◆ **Provided data**
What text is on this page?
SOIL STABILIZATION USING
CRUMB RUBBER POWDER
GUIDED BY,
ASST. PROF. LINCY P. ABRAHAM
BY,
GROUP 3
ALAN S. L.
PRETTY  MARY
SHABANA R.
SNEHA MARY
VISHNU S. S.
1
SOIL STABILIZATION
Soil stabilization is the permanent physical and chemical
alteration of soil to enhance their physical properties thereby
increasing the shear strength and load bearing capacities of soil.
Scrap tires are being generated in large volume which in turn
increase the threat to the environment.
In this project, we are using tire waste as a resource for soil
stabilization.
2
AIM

◆ **Aim**
In the listing, find every line containing the word "this" and list it.

◆ **Answer for the task**
What text is on this page?
In this project, we are using tire waste as a resource for soil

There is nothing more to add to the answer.